==== Input ====
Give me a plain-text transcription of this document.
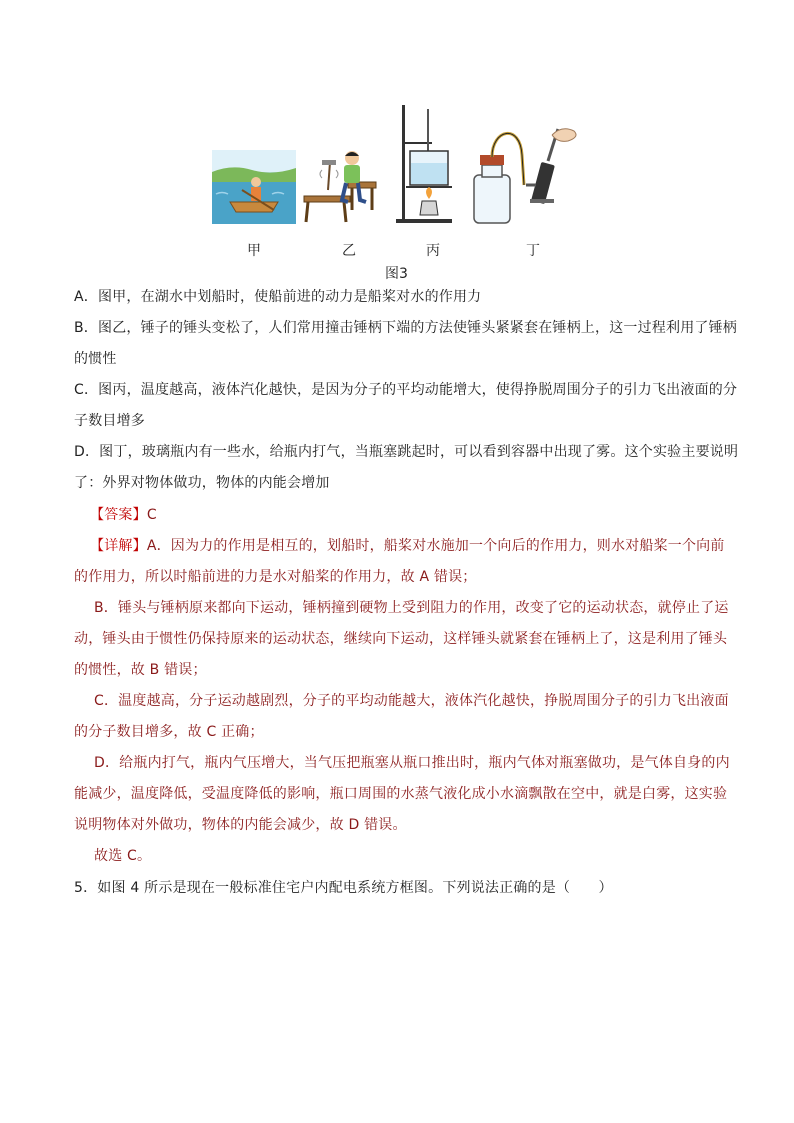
甲	乙	丙	丁
图3
A．图甲，在湖水中划船时，使船前进的动力是船桨对水的作用力
B．图乙，锤子的锤头变松了，人们常用撞击锤柄下端的方法使锤头紧紧套在锤柄上，这一过程利用了锤柄
的惯性
C．图丙，温度越高，液体汽化越快，是因为分子的平均动能增大，使得挣脱周围分子的引力飞出液面的分
子数目增多
D．图丁，玻璃瓶内有一些水，给瓶内打气，当瓶塞跳起时，可以看到容器中出现了雾。这个实验主要说明
了：外界对物体做功，物体的内能会增加
【答案】C
【详解】A．因为力的作用是相互的，划船时，船桨对水施加一个向后的作用力，则水对船桨一个向前
的作用力，所以时船前进的力是水对船桨的作用力，故 A 错误；
B．锤头与锤柄原来都向下运动，锤柄撞到硬物上受到阻力的作用，改变了它的运动状态，就停止了运
动，锤头由于惯性仍保持原来的运动状态，继续向下运动，这样锤头就紧套在锤柄上了，这是利用了锤头
的惯性，故 B 错误；
C．温度越高，分子运动越剧烈，分子的平均动能越大，液体汽化越快，挣脱周围分子的引力飞出液面
的分子数目增多，故 C 正确；
D．给瓶内打气，瓶内气压增大，当气压把瓶塞从瓶口推出时，瓶内气体对瓶塞做功，是气体自身的内
能减少，温度降低，受温度降低的影响，瓶口周围的水蒸气液化成小水滴飘散在空中，就是白雾，这实验
说明物体对外做功，物体的内能会减少，故 D 错误。
故选 C。
5．如图 4 所示是现在一般标准住宅户内配电系统方框图。下列说法正确的是（　　）
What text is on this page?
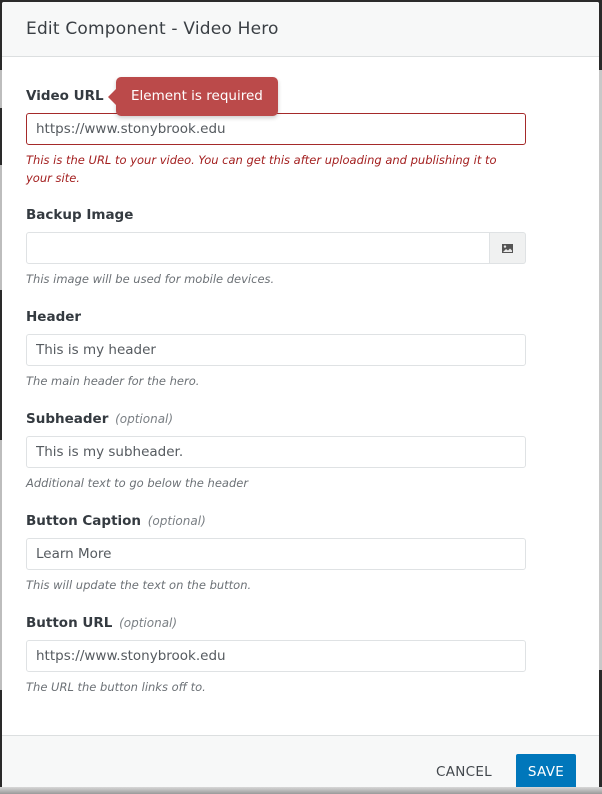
Edit Component - Video Hero
Video URL
https://www.stonybrook.edu
This is the URL to your video. You can get this after uploading and publishing it to your site.
Backup Image
This image will be used for mobile devices.
Header
This is my header
The main header for the hero.
Subheader (optional)
This is my subheader.
Additional text to go below the header
Button Caption (optional)
Learn More
This will update the text on the button.
Button URL (optional)
https://www.stonybrook.edu
The URL the button links off to.
Element is required
CANCEL	SAVE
====
Repeat the material verbatim. Do not carry over any picture.

Give me a plain-text transcription of this document.
甲	乙	丙	丁
图3
A．图甲，在湖水中划船时，使船前进的动力是船桨对水的作用力
B．图乙，锤子的锤头变松了，人们常用撞击锤柄下端的方法使锤头紧紧套在锤柄上，这一过程利用了锤柄
的惯性
C．图丙，温度越高，液体汽化越快，是因为分子的平均动能增大，使得挣脱周围分子的引力飞出液面的分
子数目增多
D．图丁，玻璃瓶内有一些水，给瓶内打气，当瓶塞跳起时，可以看到容器中出现了雾。这个实验主要说明
了：外界对物体做功，物体的内能会增加
【答案】C
【详解】A．因为力的作用是相互的，划船时，船桨对水施加一个向后的作用力，则水对船桨一个向前
的作用力，所以时船前进的力是水对船桨的作用力，故 A 错误；
B．锤头与锤柄原来都向下运动，锤柄撞到硬物上受到阻力的作用，改变了它的运动状态，就停止了运
动，锤头由于惯性仍保持原来的运动状态，继续向下运动，这样锤头就紧套在锤柄上了，这是利用了锤头
的惯性，故 B 错误；
C．温度越高，分子运动越剧烈，分子的平均动能越大，液体汽化越快，挣脱周围分子的引力飞出液面
的分子数目增多，故 C 正确；
D．给瓶内打气，瓶内气压增大，当气压把瓶塞从瓶口推出时，瓶内气体对瓶塞做功，是气体自身的内
能减少，温度降低，受温度降低的影响，瓶口周围的水蒸气液化成小水滴飘散在空中，就是白雾，这实验
说明物体对外做功，物体的内能会减少，故 D 错误。
故选 C。
5．如图 4 所示是现在一般标准住宅户内配电系统方框图。下列说法正确的是（　　）
What text is on this page?
Edit Component - Video Hero
Video URL
https://www.stonybrook.edu
This is the URL to your video. You can get this after uploading and publishing it to your site.
Backup Image
This image will be used for mobile devices.
Header
This is my header
The main header for the hero.
Subheader (optional)
This is my subheader.
Additional text to go below the header
Button Caption (optional)
Learn More
This will update the text on the button.
Button URL (optional)
https://www.stonybrook.edu
The URL the button links off to.
Element is required
CANCEL	SAVE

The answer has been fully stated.